• **Short exercise**
Check each line of the material. Copy those containing "Estatísticas".

• **Stored data**
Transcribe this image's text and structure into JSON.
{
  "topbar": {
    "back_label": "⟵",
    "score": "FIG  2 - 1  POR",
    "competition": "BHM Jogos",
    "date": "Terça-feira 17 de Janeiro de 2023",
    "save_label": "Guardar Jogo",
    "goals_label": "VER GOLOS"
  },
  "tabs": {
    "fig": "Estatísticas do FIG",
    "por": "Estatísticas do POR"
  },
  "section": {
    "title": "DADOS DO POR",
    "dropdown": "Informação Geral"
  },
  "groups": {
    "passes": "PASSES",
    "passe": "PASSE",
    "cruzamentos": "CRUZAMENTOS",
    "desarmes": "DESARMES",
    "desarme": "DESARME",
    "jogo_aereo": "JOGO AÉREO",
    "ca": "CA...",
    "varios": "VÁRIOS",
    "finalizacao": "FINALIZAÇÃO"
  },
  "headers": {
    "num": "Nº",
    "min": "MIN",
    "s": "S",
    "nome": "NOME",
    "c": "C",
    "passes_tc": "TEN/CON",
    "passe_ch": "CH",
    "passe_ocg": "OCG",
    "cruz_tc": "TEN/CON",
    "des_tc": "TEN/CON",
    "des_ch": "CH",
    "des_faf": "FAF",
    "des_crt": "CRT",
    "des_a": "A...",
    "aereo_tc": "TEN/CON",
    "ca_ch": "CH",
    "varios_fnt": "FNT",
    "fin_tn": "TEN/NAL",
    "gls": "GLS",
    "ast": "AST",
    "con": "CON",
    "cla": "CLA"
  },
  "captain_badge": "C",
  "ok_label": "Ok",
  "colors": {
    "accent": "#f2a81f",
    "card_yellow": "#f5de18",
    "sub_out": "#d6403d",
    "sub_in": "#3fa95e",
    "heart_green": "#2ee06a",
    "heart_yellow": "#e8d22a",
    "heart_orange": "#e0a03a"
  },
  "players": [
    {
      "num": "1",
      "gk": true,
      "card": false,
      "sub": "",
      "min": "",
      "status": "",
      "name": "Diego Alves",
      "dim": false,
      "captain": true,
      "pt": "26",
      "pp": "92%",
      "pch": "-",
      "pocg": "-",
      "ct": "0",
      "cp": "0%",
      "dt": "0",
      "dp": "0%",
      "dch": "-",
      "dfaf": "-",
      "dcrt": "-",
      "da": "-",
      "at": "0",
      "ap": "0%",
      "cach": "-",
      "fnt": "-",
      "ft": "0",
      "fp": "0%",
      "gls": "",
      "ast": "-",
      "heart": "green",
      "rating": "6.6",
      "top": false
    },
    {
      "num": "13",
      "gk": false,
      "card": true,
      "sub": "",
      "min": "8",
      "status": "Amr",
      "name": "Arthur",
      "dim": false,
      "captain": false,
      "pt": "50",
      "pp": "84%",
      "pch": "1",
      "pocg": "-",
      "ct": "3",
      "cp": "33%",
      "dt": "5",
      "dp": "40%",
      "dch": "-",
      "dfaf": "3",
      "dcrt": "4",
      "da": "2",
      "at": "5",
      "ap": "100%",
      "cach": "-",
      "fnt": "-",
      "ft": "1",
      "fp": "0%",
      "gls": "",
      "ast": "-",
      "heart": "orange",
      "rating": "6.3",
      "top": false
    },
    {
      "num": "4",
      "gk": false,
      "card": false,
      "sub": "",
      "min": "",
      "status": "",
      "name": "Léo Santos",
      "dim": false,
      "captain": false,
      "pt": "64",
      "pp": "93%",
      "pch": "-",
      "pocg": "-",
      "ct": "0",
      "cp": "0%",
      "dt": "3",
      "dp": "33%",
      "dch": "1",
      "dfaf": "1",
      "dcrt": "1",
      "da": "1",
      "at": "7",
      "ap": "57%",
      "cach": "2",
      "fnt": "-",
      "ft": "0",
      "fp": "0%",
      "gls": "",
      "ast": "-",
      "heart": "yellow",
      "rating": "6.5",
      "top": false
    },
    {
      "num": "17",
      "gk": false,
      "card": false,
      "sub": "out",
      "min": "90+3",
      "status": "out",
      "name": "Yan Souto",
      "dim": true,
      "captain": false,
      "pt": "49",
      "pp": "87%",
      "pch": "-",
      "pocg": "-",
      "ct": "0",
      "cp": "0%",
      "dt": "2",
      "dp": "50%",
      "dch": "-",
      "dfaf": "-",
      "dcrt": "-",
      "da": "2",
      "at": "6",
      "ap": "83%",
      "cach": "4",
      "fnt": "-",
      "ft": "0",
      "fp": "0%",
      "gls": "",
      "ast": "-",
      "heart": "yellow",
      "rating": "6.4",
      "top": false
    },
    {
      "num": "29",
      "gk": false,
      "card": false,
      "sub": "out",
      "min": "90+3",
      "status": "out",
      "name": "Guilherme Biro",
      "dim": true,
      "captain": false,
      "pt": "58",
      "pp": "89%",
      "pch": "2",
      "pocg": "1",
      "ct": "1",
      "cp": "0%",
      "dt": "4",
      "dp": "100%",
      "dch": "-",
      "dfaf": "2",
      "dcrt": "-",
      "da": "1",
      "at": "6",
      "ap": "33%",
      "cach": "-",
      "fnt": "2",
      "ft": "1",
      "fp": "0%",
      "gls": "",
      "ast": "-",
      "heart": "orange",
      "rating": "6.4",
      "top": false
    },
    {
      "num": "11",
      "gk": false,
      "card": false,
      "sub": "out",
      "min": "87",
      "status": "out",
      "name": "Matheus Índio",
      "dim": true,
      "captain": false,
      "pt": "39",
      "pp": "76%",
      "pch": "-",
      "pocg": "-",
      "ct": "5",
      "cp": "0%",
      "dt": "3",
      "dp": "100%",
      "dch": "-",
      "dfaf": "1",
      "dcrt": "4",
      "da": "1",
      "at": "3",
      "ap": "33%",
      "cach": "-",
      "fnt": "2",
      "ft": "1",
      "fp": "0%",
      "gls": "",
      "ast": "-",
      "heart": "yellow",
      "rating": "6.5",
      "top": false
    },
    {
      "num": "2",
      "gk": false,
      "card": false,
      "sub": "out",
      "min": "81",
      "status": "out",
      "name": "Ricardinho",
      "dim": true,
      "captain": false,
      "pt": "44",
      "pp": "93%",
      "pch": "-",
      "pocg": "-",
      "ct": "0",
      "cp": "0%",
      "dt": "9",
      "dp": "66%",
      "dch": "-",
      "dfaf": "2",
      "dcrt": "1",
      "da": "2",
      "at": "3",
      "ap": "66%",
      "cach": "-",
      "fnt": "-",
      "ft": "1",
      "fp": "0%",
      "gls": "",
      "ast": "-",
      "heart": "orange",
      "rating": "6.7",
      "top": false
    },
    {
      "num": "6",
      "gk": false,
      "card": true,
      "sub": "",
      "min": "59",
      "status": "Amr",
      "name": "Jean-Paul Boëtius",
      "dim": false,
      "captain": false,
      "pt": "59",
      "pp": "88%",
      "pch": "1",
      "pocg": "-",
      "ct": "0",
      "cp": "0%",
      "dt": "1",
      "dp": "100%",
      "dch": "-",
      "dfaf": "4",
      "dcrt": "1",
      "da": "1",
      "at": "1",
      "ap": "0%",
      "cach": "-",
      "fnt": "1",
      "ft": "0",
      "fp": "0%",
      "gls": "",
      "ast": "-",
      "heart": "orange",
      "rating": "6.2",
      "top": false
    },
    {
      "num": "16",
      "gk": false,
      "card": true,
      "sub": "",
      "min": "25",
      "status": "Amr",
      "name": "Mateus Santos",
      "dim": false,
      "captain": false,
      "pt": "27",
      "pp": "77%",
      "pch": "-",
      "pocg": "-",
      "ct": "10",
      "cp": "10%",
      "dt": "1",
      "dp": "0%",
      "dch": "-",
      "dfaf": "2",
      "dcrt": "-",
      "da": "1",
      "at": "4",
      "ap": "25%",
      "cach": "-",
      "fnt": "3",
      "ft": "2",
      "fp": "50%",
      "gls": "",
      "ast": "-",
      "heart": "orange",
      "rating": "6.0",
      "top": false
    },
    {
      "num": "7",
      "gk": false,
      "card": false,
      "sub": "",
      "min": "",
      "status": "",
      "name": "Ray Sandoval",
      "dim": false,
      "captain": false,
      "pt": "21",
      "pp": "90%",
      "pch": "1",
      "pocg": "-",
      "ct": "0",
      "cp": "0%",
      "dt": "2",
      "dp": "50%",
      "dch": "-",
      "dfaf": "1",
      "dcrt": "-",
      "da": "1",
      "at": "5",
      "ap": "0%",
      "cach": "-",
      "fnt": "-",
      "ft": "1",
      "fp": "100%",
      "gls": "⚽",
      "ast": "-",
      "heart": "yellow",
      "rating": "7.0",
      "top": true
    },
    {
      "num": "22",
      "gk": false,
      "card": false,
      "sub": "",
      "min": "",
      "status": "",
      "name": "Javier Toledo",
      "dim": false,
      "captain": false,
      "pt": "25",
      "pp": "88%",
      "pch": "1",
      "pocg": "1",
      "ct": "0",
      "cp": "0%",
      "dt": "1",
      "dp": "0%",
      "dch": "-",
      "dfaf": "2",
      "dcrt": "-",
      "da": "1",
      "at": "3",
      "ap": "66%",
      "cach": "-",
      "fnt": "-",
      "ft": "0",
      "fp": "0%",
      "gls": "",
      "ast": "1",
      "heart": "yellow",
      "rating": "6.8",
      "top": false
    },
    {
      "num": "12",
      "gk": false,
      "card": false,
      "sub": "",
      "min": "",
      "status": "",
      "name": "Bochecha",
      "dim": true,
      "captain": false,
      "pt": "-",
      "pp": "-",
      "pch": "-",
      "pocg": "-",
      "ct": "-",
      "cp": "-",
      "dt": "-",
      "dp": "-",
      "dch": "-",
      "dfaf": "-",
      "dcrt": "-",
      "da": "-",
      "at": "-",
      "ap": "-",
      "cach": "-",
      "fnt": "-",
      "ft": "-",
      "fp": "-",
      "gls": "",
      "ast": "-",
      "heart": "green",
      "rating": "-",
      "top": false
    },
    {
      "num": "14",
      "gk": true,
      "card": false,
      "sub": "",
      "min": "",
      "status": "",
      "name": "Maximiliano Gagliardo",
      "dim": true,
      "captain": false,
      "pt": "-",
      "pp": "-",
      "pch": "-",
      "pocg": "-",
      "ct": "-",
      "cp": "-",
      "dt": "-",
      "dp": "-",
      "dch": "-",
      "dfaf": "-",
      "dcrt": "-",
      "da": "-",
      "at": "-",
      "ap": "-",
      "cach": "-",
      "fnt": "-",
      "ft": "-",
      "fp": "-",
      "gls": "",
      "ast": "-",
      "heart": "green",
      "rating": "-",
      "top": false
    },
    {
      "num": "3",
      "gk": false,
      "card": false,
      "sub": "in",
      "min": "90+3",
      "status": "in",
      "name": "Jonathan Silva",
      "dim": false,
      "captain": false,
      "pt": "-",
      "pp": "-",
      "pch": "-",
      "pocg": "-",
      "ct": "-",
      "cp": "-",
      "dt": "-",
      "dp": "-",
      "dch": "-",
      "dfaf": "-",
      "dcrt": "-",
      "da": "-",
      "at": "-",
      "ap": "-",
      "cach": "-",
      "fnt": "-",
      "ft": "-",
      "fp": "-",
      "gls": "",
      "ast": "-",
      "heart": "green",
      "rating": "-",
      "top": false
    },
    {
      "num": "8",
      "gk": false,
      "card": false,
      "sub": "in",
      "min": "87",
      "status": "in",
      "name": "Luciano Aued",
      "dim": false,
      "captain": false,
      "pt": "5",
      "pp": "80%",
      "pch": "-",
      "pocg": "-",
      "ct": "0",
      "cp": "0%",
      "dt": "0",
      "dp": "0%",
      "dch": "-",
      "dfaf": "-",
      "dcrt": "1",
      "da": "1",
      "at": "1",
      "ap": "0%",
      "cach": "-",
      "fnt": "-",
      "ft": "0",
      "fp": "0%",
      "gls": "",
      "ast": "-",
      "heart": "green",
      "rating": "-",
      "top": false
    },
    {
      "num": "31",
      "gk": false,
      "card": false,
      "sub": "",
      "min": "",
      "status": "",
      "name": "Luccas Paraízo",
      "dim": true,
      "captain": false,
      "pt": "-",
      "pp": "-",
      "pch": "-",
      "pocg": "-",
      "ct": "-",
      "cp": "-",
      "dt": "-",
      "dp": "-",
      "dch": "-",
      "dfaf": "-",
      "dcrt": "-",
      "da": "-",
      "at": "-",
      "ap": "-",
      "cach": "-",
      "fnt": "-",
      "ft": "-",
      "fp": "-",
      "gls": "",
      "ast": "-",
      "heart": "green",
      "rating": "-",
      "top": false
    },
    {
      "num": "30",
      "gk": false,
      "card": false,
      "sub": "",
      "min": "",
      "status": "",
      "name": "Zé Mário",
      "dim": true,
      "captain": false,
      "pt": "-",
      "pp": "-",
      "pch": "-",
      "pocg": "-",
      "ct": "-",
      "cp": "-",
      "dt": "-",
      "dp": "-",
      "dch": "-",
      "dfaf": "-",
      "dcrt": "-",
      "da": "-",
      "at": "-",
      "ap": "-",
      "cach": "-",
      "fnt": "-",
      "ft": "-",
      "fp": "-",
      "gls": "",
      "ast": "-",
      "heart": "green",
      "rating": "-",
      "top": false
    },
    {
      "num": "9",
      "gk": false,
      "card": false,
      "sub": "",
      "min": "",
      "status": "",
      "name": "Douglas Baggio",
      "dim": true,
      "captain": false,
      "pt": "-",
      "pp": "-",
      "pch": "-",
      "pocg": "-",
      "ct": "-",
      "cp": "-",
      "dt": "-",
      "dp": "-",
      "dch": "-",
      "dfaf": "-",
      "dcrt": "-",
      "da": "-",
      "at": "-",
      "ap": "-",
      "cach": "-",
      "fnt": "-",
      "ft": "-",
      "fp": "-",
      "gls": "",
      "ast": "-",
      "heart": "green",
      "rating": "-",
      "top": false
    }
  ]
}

• **Written solution**
    "fig": "Estatísticas do FIG",
    "por": "Estatísticas do POR"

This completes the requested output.